▶ **REQUIREMENTS**: Go through the entries below and write each one out exactly.

(begin)

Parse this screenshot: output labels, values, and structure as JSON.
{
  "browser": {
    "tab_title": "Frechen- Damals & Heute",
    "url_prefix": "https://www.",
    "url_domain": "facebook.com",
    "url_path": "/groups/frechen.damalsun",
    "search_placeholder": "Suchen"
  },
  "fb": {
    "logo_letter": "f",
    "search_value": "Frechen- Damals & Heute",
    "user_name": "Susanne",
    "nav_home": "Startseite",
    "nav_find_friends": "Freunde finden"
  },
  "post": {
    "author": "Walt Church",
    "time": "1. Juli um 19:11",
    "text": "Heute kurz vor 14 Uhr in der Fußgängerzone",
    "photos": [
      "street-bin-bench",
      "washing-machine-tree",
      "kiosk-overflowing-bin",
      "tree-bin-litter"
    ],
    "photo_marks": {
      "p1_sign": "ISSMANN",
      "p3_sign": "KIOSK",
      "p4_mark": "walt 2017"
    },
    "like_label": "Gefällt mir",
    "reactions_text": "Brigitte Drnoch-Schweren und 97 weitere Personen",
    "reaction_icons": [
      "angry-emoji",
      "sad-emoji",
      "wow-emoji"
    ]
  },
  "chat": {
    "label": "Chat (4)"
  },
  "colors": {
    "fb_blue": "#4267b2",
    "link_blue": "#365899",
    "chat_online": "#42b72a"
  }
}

(end)

▶ **RESPONSE TO THE TASK**:
Parse this screenshot: output labels, values, and structure as JSON.
{
  "browser": {
    "tab_title": "Frechen- Damals & Heute",
    "url_prefix": "https://www.",
    "url_domain": "facebook.com",
    "url_path": "/groups/frechen.damalsun",
    "search_placeholder": "Suchen"
  },
  "fb": {
    "logo_letter": "f",
    "search_value": "Frechen- Damals & Heute",
    "user_name": "Susanne",
    "nav_home": "Startseite",
    "nav_find_friends": "Freunde finden"
  },
  "post": {
    "author": "Walt Church",
    "time": "1. Juli um 19:11",
    "text": "Heute kurz vor 14 Uhr in der Fußgängerzone",
    "photos": [
      "street-bin-bench",
      "washing-machine-tree",
      "kiosk-overflowing-bin",
      "tree-bin-litter"
    ],
    "photo_marks": {
      "p1_sign": "ISSMANN",
      "p3_sign": "KIOSK",
      "p4_mark": "walt 2017"
    },
    "like_label": "Gefällt mir",
    "reactions_text": "Brigitte Drnoch-Schweren und 97 weitere Personen",
    "reaction_icons": [
      "angry-emoji",
      "sad-emoji",
      "wow-emoji"
    ]
  },
  "chat": {
    "label": "Chat (4)"
  },
  "colors": {
    "fb_blue": "#4267b2",
    "link_blue": "#365899",
    "chat_online": "#42b72a"
  }
}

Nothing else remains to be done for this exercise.